== WHAT TO PRODUCE ==
Make an exact copy of the data below, leaving out every picture.

== Figure data in JSON ==
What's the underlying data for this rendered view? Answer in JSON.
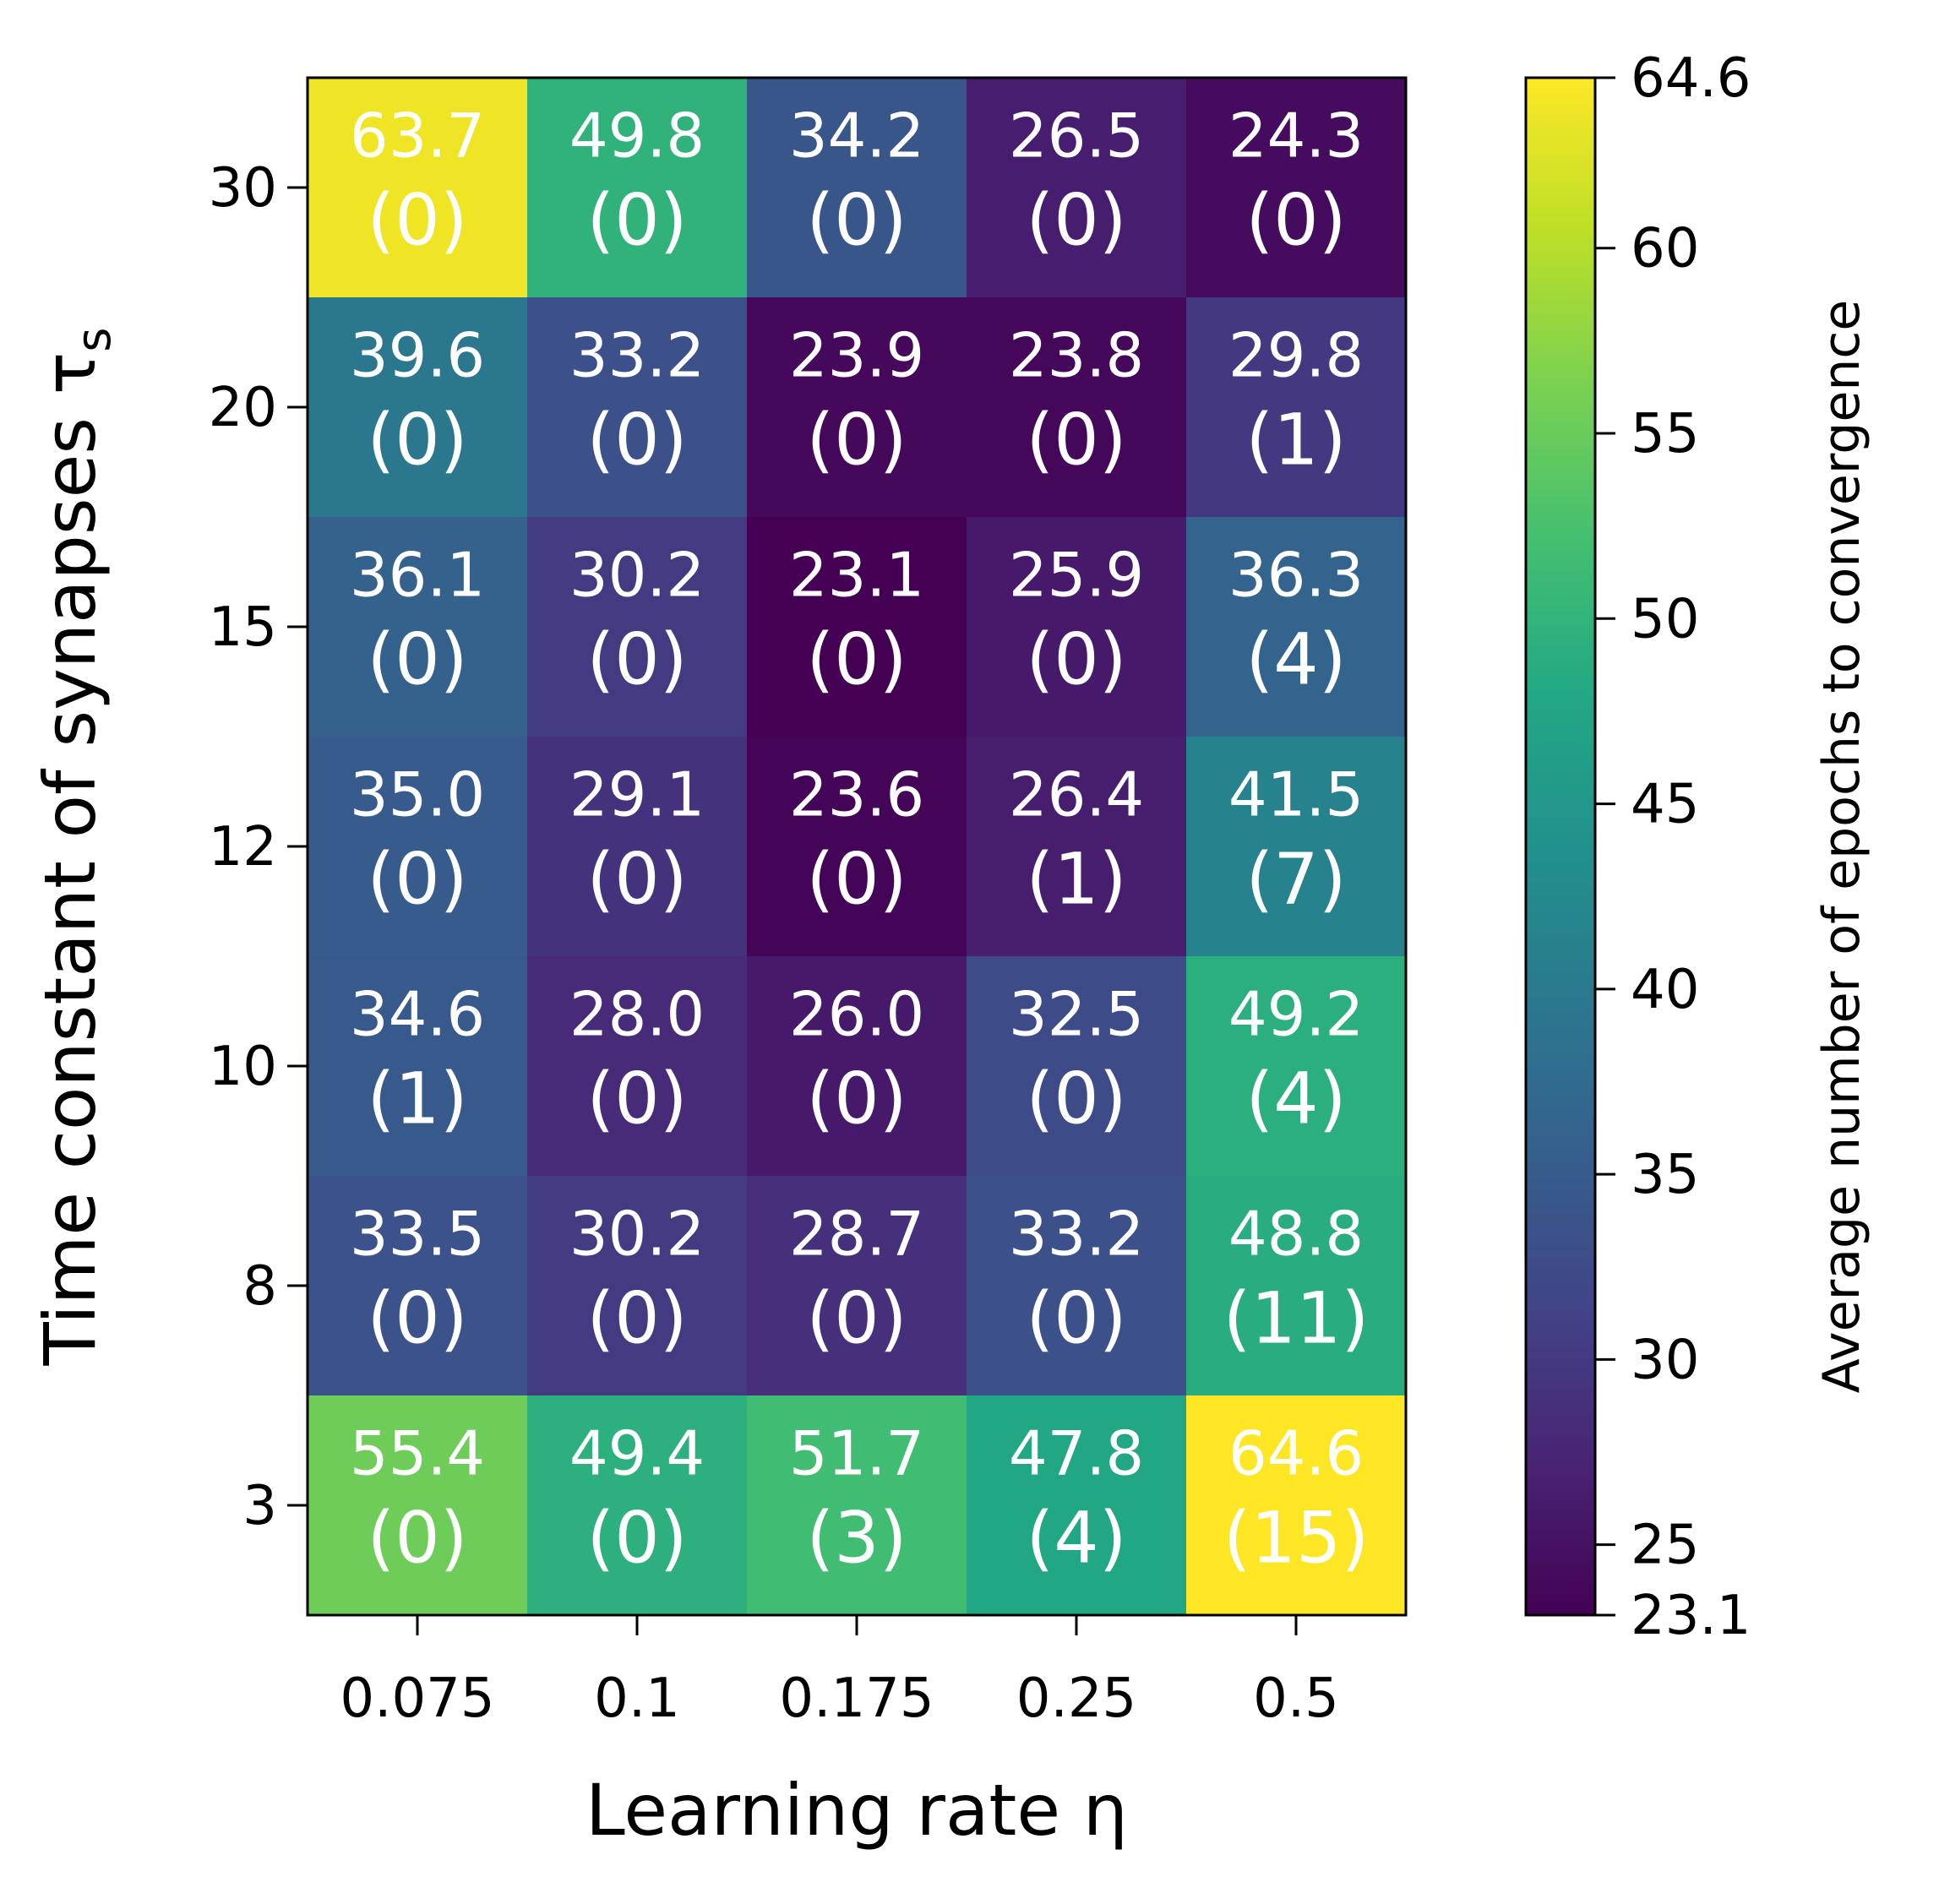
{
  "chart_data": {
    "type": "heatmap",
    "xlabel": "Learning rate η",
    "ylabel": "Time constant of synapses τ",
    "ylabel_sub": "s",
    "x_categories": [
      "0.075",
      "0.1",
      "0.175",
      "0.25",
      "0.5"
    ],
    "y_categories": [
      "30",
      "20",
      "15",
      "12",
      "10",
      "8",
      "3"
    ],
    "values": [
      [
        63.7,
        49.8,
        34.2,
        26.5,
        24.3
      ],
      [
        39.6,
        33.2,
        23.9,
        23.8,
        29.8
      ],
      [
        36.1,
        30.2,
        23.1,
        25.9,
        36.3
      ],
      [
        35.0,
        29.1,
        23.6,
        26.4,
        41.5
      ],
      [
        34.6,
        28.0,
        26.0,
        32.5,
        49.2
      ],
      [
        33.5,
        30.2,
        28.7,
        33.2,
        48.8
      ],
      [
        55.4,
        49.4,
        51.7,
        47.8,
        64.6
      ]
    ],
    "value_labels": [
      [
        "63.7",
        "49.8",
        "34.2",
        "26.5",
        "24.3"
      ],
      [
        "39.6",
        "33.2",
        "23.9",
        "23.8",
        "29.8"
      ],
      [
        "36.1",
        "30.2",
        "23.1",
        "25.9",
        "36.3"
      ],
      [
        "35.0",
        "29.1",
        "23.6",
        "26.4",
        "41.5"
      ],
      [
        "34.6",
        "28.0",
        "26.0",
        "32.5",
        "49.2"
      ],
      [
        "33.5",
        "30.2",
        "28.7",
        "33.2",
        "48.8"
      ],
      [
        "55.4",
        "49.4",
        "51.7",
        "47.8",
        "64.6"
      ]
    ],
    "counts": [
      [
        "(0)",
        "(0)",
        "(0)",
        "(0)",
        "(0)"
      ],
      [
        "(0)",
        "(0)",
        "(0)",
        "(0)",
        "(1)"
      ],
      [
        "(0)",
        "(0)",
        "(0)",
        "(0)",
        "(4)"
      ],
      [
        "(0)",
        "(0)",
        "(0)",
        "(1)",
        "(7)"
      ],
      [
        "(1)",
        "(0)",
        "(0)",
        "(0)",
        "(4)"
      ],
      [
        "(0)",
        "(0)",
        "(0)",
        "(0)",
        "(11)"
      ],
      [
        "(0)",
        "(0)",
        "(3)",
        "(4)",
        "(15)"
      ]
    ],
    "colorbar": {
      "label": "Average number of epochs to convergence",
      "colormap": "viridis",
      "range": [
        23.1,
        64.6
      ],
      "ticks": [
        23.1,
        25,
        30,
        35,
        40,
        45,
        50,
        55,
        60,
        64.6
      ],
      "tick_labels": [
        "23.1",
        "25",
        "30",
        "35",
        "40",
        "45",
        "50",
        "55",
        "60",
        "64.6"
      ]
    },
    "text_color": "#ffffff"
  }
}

== SOLUTION FOR THIS TASK ==
What's the underlying data for this rendered view? Answer in JSON.
{
  "chart_data": {
    "type": "heatmap",
    "xlabel": "Learning rate η",
    "ylabel": "Time constant of synapses τ",
    "ylabel_sub": "s",
    "x_categories": [
      "0.075",
      "0.1",
      "0.175",
      "0.25",
      "0.5"
    ],
    "y_categories": [
      "30",
      "20",
      "15",
      "12",
      "10",
      "8",
      "3"
    ],
    "values": [
      [
        63.7,
        49.8,
        34.2,
        26.5,
        24.3
      ],
      [
        39.6,
        33.2,
        23.9,
        23.8,
        29.8
      ],
      [
        36.1,
        30.2,
        23.1,
        25.9,
        36.3
      ],
      [
        35.0,
        29.1,
        23.6,
        26.4,
        41.5
      ],
      [
        34.6,
        28.0,
        26.0,
        32.5,
        49.2
      ],
      [
        33.5,
        30.2,
        28.7,
        33.2,
        48.8
      ],
      [
        55.4,
        49.4,
        51.7,
        47.8,
        64.6
      ]
    ],
    "value_labels": [
      [
        "63.7",
        "49.8",
        "34.2",
        "26.5",
        "24.3"
      ],
      [
        "39.6",
        "33.2",
        "23.9",
        "23.8",
        "29.8"
      ],
      [
        "36.1",
        "30.2",
        "23.1",
        "25.9",
        "36.3"
      ],
      [
        "35.0",
        "29.1",
        "23.6",
        "26.4",
        "41.5"
      ],
      [
        "34.6",
        "28.0",
        "26.0",
        "32.5",
        "49.2"
      ],
      [
        "33.5",
        "30.2",
        "28.7",
        "33.2",
        "48.8"
      ],
      [
        "55.4",
        "49.4",
        "51.7",
        "47.8",
        "64.6"
      ]
    ],
    "counts": [
      [
        "(0)",
        "(0)",
        "(0)",
        "(0)",
        "(0)"
      ],
      [
        "(0)",
        "(0)",
        "(0)",
        "(0)",
        "(1)"
      ],
      [
        "(0)",
        "(0)",
        "(0)",
        "(0)",
        "(4)"
      ],
      [
        "(0)",
        "(0)",
        "(0)",
        "(1)",
        "(7)"
      ],
      [
        "(1)",
        "(0)",
        "(0)",
        "(0)",
        "(4)"
      ],
      [
        "(0)",
        "(0)",
        "(0)",
        "(0)",
        "(11)"
      ],
      [
        "(0)",
        "(0)",
        "(3)",
        "(4)",
        "(15)"
      ]
    ],
    "colorbar": {
      "label": "Average number of epochs to convergence",
      "colormap": "viridis",
      "range": [
        23.1,
        64.6
      ],
      "ticks": [
        23.1,
        25,
        30,
        35,
        40,
        45,
        50,
        55,
        60,
        64.6
      ],
      "tick_labels": [
        "23.1",
        "25",
        "30",
        "35",
        "40",
        "45",
        "50",
        "55",
        "60",
        "64.6"
      ]
    },
    "text_color": "#ffffff"
  }
}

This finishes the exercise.